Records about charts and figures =
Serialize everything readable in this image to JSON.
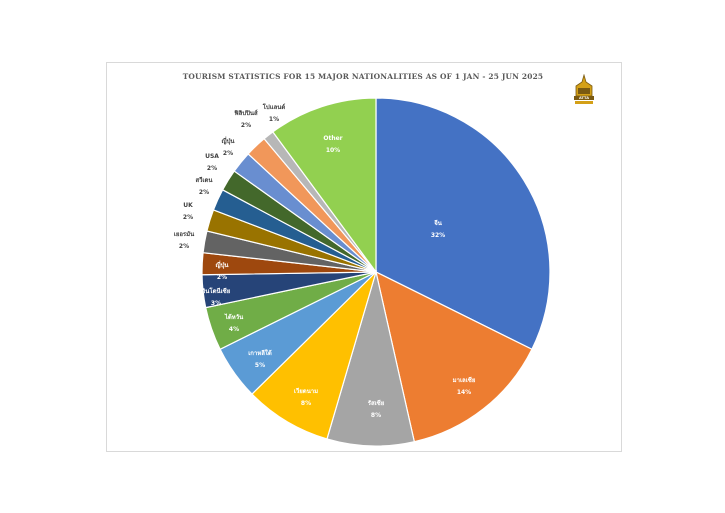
{
  "chart_data": {
    "type": "pie",
    "title": "TOURISM STATISTICS FOR 15 MAJOR NATIONALITIES AS OF 1 JAN - 25 JUN 2025",
    "slices": [
      {
        "label": "จีน",
        "value": 32,
        "pct": "32%",
        "color": "#4472c4"
      },
      {
        "label": "มาเลเซีย",
        "value": 14,
        "pct": "14%",
        "color": "#ed7d31"
      },
      {
        "label": "รัสเซีย",
        "value": 8,
        "pct": "8%",
        "color": "#a5a5a5"
      },
      {
        "label": "เวียดนาม",
        "value": 8,
        "pct": "8%",
        "color": "#ffc000"
      },
      {
        "label": "เกาหลีใต้",
        "value": 5,
        "pct": "5%",
        "color": "#5b9bd5"
      },
      {
        "label": "ไต้หวัน",
        "value": 4,
        "pct": "4%",
        "color": "#70ad47"
      },
      {
        "label": "อินโดนีเซีย",
        "value": 3,
        "pct": "3%",
        "color": "#264478"
      },
      {
        "label": "ญี่ปุ่น",
        "value": 2,
        "pct": "2%",
        "color": "#9e480e"
      },
      {
        "label": "เยอรมัน",
        "value": 2,
        "pct": "2%",
        "color": "#636363"
      },
      {
        "label": "UK",
        "value": 2,
        "pct": "2%",
        "color": "#997300"
      },
      {
        "label": "สวีเดน",
        "value": 2,
        "pct": "2%",
        "color": "#255e91"
      },
      {
        "label": "USA",
        "value": 2,
        "pct": "2%",
        "color": "#43682b"
      },
      {
        "label": "ญี่ปุ่น",
        "value": 2,
        "pct": "2%",
        "color": "#698ed0"
      },
      {
        "label": "ฟิลิปปินส์",
        "value": 2,
        "pct": "2%",
        "color": "#f1975a"
      },
      {
        "label": "โปแลนด์",
        "value": 1,
        "pct": "1%",
        "color": "#b7b7b7"
      },
      {
        "label": "Other",
        "value": 10,
        "pct": "10%",
        "color": "#92d050"
      }
    ]
  },
  "logo": {
    "text": "ATTA",
    "color": "#7a5a12",
    "accent": "#d4a017"
  }
}
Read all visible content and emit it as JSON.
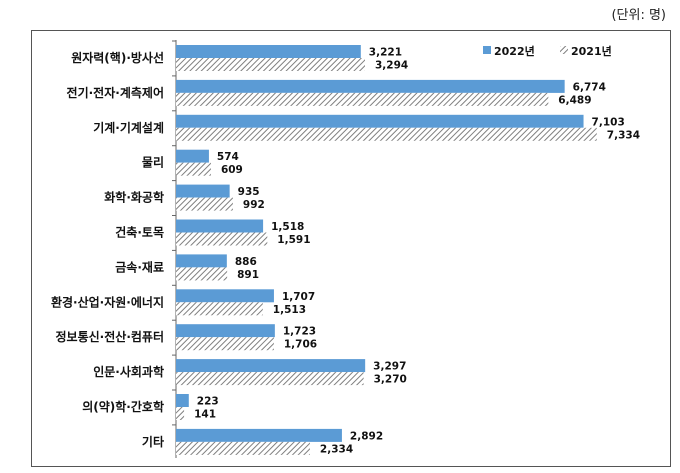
{
  "unit_label": "(단위: 명)",
  "chart_data": {
    "type": "bar",
    "orientation": "horizontal",
    "categories": [
      "원자력(핵)·방사선",
      "전기·전자·계측제어",
      "기계·기계설계",
      "물리",
      "화학·화공학",
      "건축·토목",
      "금속·재료",
      "환경·산업·자원·에너지",
      "정보통신·전산·컴퓨터",
      "인문·사회과학",
      "의(약)학·간호학",
      "기타"
    ],
    "series": [
      {
        "name": "2022년",
        "values": [
          3221,
          6774,
          7103,
          574,
          935,
          1518,
          886,
          1707,
          1723,
          3297,
          223,
          2892
        ],
        "labels": [
          "3,221",
          "6,774",
          "7,103",
          "574",
          "935",
          "1,518",
          "886",
          "1,707",
          "1,723",
          "3,297",
          "223",
          "2,892"
        ],
        "color": "#5b9bd5",
        "pattern": "solid"
      },
      {
        "name": "2021년",
        "values": [
          3294,
          6489,
          7334,
          609,
          992,
          1591,
          891,
          1513,
          1706,
          3270,
          141,
          2334
        ],
        "labels": [
          "3,294",
          "6,489",
          "7,334",
          "609",
          "992",
          "1,591",
          "891",
          "1,513",
          "1,706",
          "3,270",
          "141",
          "2,334"
        ],
        "color": "#7f7f7f",
        "pattern": "diagonal-hatch"
      }
    ],
    "xlim": [
      0,
      8000
    ],
    "legend": "top-right",
    "grid": false
  }
}
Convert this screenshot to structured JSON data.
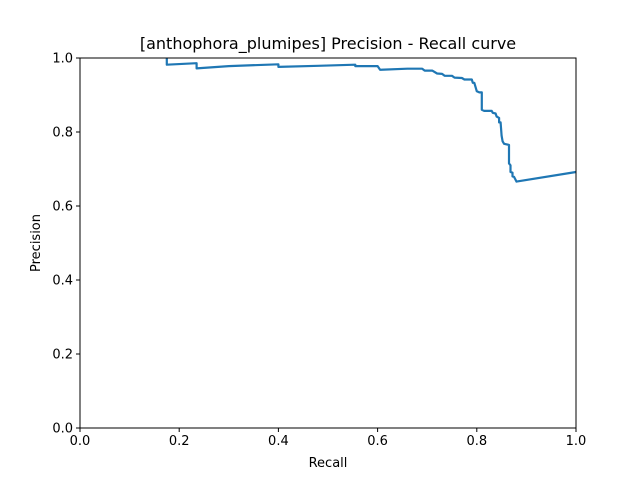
{
  "chart_data": {
    "type": "line",
    "title": "[anthophora_plumipes] Precision - Recall curve",
    "xlabel": "Recall",
    "ylabel": "Precision",
    "xlim": [
      0,
      1
    ],
    "ylim": [
      0,
      1
    ],
    "xticks": [
      "0.0",
      "0.2",
      "0.4",
      "0.6",
      "0.8",
      "1.0"
    ],
    "yticks": [
      "0.0",
      "0.2",
      "0.4",
      "0.6",
      "0.8",
      "1.0"
    ],
    "grid": false,
    "series": [
      {
        "color": "#1f77b4",
        "points": [
          [
            0.175,
            1.0
          ],
          [
            0.175,
            0.982
          ],
          [
            0.235,
            0.986
          ],
          [
            0.235,
            0.972
          ],
          [
            0.3,
            0.978
          ],
          [
            0.4,
            0.983
          ],
          [
            0.4,
            0.976
          ],
          [
            0.48,
            0.979
          ],
          [
            0.555,
            0.982
          ],
          [
            0.555,
            0.978
          ],
          [
            0.6,
            0.978
          ],
          [
            0.605,
            0.968
          ],
          [
            0.66,
            0.971
          ],
          [
            0.69,
            0.971
          ],
          [
            0.695,
            0.966
          ],
          [
            0.71,
            0.966
          ],
          [
            0.72,
            0.958
          ],
          [
            0.73,
            0.957
          ],
          [
            0.735,
            0.952
          ],
          [
            0.75,
            0.952
          ],
          [
            0.755,
            0.947
          ],
          [
            0.77,
            0.946
          ],
          [
            0.775,
            0.942
          ],
          [
            0.79,
            0.942
          ],
          [
            0.792,
            0.933
          ],
          [
            0.795,
            0.933
          ],
          [
            0.8,
            0.91
          ],
          [
            0.805,
            0.907
          ],
          [
            0.81,
            0.907
          ],
          [
            0.81,
            0.86
          ],
          [
            0.815,
            0.857
          ],
          [
            0.83,
            0.857
          ],
          [
            0.832,
            0.852
          ],
          [
            0.838,
            0.85
          ],
          [
            0.84,
            0.842
          ],
          [
            0.845,
            0.838
          ],
          [
            0.845,
            0.826
          ],
          [
            0.848,
            0.826
          ],
          [
            0.85,
            0.79
          ],
          [
            0.852,
            0.775
          ],
          [
            0.855,
            0.768
          ],
          [
            0.865,
            0.765
          ],
          [
            0.865,
            0.715
          ],
          [
            0.868,
            0.71
          ],
          [
            0.868,
            0.692
          ],
          [
            0.872,
            0.69
          ],
          [
            0.872,
            0.68
          ],
          [
            0.875,
            0.679
          ],
          [
            0.88,
            0.666
          ],
          [
            1.0,
            0.692
          ]
        ]
      }
    ]
  }
}
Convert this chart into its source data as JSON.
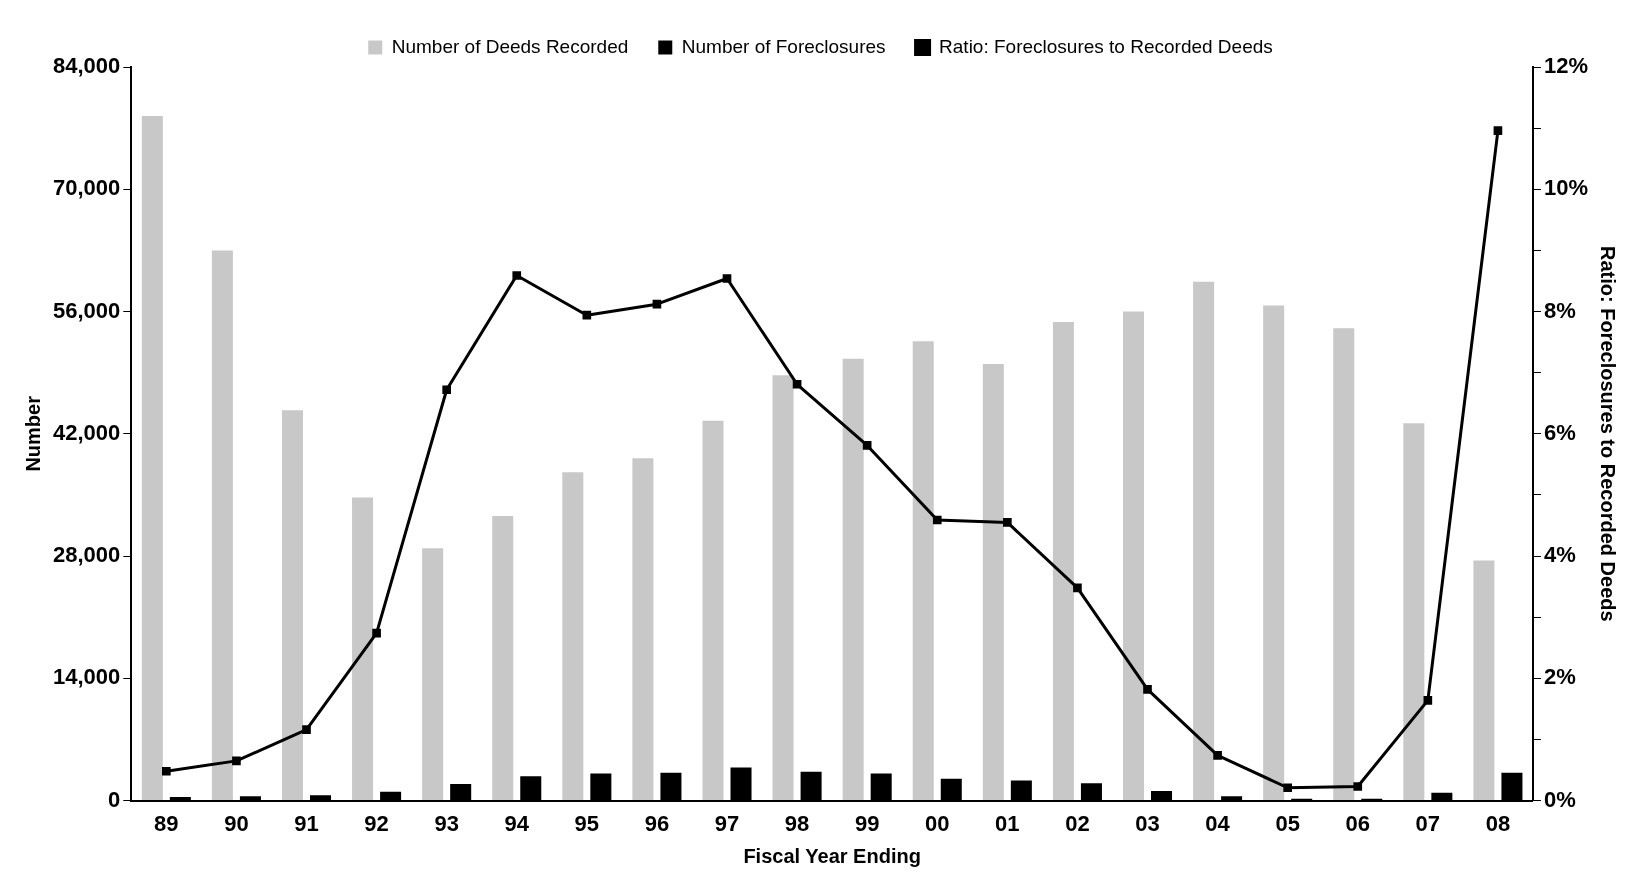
{
  "chart_data": {
    "type": "bar",
    "xlabel": "Fiscal Year Ending",
    "ylabel": "Number",
    "y2label": "Ratio: Foreclosures to Recorded Deeds",
    "legend": "top",
    "categories": [
      "89",
      "90",
      "91",
      "92",
      "93",
      "94",
      "95",
      "96",
      "97",
      "98",
      "99",
      "00",
      "01",
      "02",
      "03",
      "04",
      "05",
      "06",
      "07",
      "08"
    ],
    "series": [
      {
        "name": "Number of Deeds Recorded",
        "color": "#c8c8c8",
        "values": [
          78400,
          63000,
          44700,
          34700,
          28900,
          32600,
          37600,
          39200,
          43500,
          48700,
          50600,
          52600,
          50000,
          54800,
          56000,
          59400,
          56700,
          54100,
          43200,
          27500
        ]
      },
      {
        "name": "Number of Foreclosures",
        "color": "#000000",
        "values": [
          400,
          500,
          600,
          1000,
          1900,
          2800,
          3100,
          3200,
          3800,
          3300,
          3100,
          2500,
          2300,
          2000,
          1100,
          500,
          200,
          200,
          900,
          3200
        ]
      },
      {
        "name": "Ratio: Foreclosures to Recorded Deeds",
        "type": "line",
        "axis": "y2",
        "color": "#000000",
        "marker": "square",
        "values": [
          0.48,
          0.65,
          1.16,
          2.74,
          6.72,
          8.59,
          7.94,
          8.12,
          8.54,
          6.81,
          5.81,
          4.59,
          4.55,
          3.48,
          1.82,
          0.74,
          0.21,
          0.23,
          1.64,
          10.96
        ]
      }
    ],
    "ylim": [
      0,
      84000
    ],
    "yticks": [
      {
        "value": 0,
        "label": "0"
      },
      {
        "value": 14000,
        "label": "14,000"
      },
      {
        "value": 28000,
        "label": "28,000"
      },
      {
        "value": 42000,
        "label": "42,000"
      },
      {
        "value": 56000,
        "label": "56,000"
      },
      {
        "value": 70000,
        "label": "70,000"
      },
      {
        "value": 84000,
        "label": "84,000"
      }
    ],
    "y2lim": [
      0,
      12
    ],
    "y2ticks": [
      {
        "value": 0,
        "label": "0%"
      },
      {
        "value": 1,
        "label": null
      },
      {
        "value": 2,
        "label": "2%"
      },
      {
        "value": 3,
        "label": null
      },
      {
        "value": 4,
        "label": "4%"
      },
      {
        "value": 5,
        "label": null
      },
      {
        "value": 6,
        "label": "6%"
      },
      {
        "value": 7,
        "label": null
      },
      {
        "value": 8,
        "label": "8%"
      },
      {
        "value": 9,
        "label": null
      },
      {
        "value": 10,
        "label": "10%"
      },
      {
        "value": 11,
        "label": null
      },
      {
        "value": 12,
        "label": "12%"
      }
    ]
  }
}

Required work =
Your task is to gather all lines from the entries above that hold the word "Recorded".

Exercise response =
    "y2label": "Ratio: Foreclosures to Recorded Deeds",
        "name": "Number of Deeds Recorded",
        "name": "Ratio: Foreclosures to Recorded Deeds",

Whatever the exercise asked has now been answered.